Выведите все пункты ниже строка в строку, ничего не меняя. Картинки в ответ не включайте.

(Записи о границах элементов)
-*-*-
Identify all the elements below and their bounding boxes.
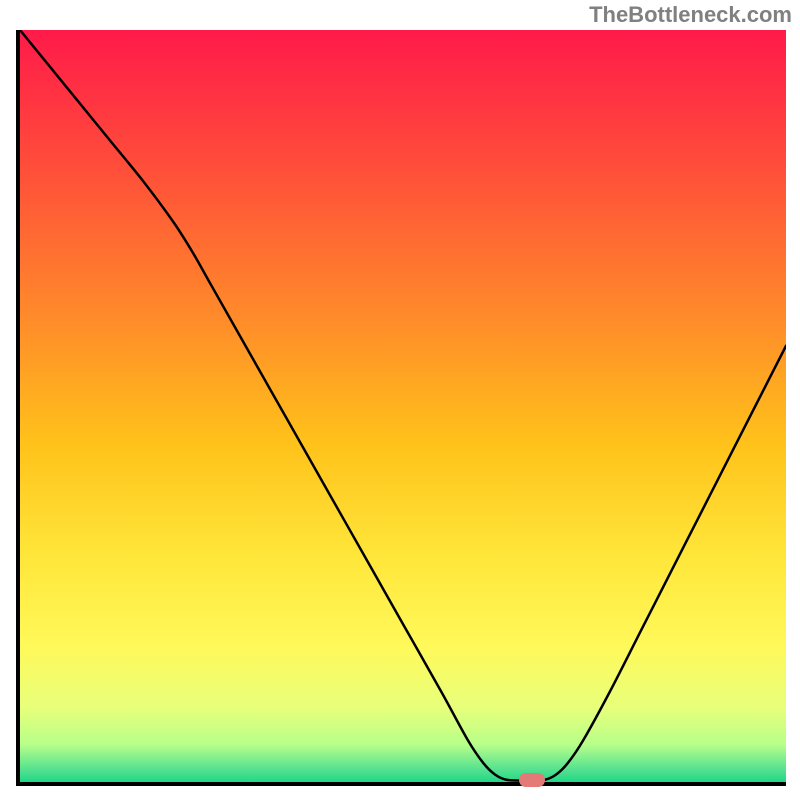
watermark-text: TheBottleneck.com [589,2,792,28]
chart-svg [16,30,786,786]
optimal-point-marker [519,773,545,787]
chart-container: { "watermark": "TheBottleneck.com", "cha… [0,0,800,800]
plot-area [16,30,786,786]
gradient-background [20,30,786,782]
-*-*-
[ОТВЕТ]:
Identify all the elements below and their bounding boxes.
watermark-text: TheBottleneck.com [589,2,792,28]
chart-svg [16,30,786,786]
optimal-point-marker [519,773,545,787]
chart-container: { "watermark": "TheBottleneck.com", "cha… [0,0,800,800]
plot-area [16,30,786,786]
gradient-background [20,30,786,782]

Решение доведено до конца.